Restate the entries below verbatim.

-- Start ENTRIES PROVIDED --

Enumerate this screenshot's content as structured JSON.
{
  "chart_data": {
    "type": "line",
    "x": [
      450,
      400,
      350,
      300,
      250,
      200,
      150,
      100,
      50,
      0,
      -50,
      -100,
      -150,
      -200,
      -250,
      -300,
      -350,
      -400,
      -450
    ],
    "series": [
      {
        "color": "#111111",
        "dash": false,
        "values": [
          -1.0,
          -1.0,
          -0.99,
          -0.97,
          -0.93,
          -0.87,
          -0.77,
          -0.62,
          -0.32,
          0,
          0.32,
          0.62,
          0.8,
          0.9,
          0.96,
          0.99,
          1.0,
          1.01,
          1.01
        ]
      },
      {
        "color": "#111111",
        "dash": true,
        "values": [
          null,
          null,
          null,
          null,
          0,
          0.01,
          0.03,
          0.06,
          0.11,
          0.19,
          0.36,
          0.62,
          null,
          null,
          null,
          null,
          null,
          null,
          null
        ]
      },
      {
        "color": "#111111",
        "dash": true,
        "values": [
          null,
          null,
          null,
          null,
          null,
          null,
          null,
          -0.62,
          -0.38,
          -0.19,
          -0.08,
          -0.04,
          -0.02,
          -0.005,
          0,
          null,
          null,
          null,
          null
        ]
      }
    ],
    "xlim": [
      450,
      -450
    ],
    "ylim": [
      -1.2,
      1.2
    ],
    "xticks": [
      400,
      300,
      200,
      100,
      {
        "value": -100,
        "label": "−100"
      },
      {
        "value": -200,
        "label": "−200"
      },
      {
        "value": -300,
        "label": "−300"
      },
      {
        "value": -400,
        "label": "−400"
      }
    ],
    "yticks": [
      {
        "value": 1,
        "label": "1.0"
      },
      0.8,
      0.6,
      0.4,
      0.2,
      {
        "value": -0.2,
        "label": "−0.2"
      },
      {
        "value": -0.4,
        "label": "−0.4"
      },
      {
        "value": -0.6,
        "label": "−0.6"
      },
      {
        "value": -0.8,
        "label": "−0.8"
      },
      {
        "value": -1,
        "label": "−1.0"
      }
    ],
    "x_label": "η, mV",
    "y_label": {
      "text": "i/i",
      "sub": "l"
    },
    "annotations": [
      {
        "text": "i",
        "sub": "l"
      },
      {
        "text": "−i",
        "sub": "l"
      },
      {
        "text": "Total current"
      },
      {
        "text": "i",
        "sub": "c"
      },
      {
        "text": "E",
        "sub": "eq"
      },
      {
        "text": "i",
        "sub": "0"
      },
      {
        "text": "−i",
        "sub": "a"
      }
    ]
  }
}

-- End ENTRIES PROVIDED --

> EXERCISE RESPONSE:
Enumerate this screenshot's content as structured JSON.
{
  "chart_data": {
    "type": "line",
    "x": [
      450,
      400,
      350,
      300,
      250,
      200,
      150,
      100,
      50,
      0,
      -50,
      -100,
      -150,
      -200,
      -250,
      -300,
      -350,
      -400,
      -450
    ],
    "series": [
      {
        "color": "#111111",
        "dash": false,
        "values": [
          -1.0,
          -1.0,
          -0.99,
          -0.97,
          -0.93,
          -0.87,
          -0.77,
          -0.62,
          -0.32,
          0,
          0.32,
          0.62,
          0.8,
          0.9,
          0.96,
          0.99,
          1.0,
          1.01,
          1.01
        ]
      },
      {
        "color": "#111111",
        "dash": true,
        "values": [
          null,
          null,
          null,
          null,
          0,
          0.01,
          0.03,
          0.06,
          0.11,
          0.19,
          0.36,
          0.62,
          null,
          null,
          null,
          null,
          null,
          null,
          null
        ]
      },
      {
        "color": "#111111",
        "dash": true,
        "values": [
          null,
          null,
          null,
          null,
          null,
          null,
          null,
          -0.62,
          -0.38,
          -0.19,
          -0.08,
          -0.04,
          -0.02,
          -0.005,
          0,
          null,
          null,
          null,
          null
        ]
      }
    ],
    "xlim": [
      450,
      -450
    ],
    "ylim": [
      -1.2,
      1.2
    ],
    "xticks": [
      400,
      300,
      200,
      100,
      {
        "value": -100,
        "label": "−100"
      },
      {
        "value": -200,
        "label": "−200"
      },
      {
        "value": -300,
        "label": "−300"
      },
      {
        "value": -400,
        "label": "−400"
      }
    ],
    "yticks": [
      {
        "value": 1,
        "label": "1.0"
      },
      0.8,
      0.6,
      0.4,
      0.2,
      {
        "value": -0.2,
        "label": "−0.2"
      },
      {
        "value": -0.4,
        "label": "−0.4"
      },
      {
        "value": -0.6,
        "label": "−0.6"
      },
      {
        "value": -0.8,
        "label": "−0.8"
      },
      {
        "value": -1,
        "label": "−1.0"
      }
    ],
    "x_label": "η, mV",
    "y_label": {
      "text": "i/i",
      "sub": "l"
    },
    "annotations": [
      {
        "text": "i",
        "sub": "l"
      },
      {
        "text": "−i",
        "sub": "l"
      },
      {
        "text": "Total current"
      },
      {
        "text": "i",
        "sub": "c"
      },
      {
        "text": "E",
        "sub": "eq"
      },
      {
        "text": "i",
        "sub": "0"
      },
      {
        "text": "−i",
        "sub": "a"
      }
    ]
  }
}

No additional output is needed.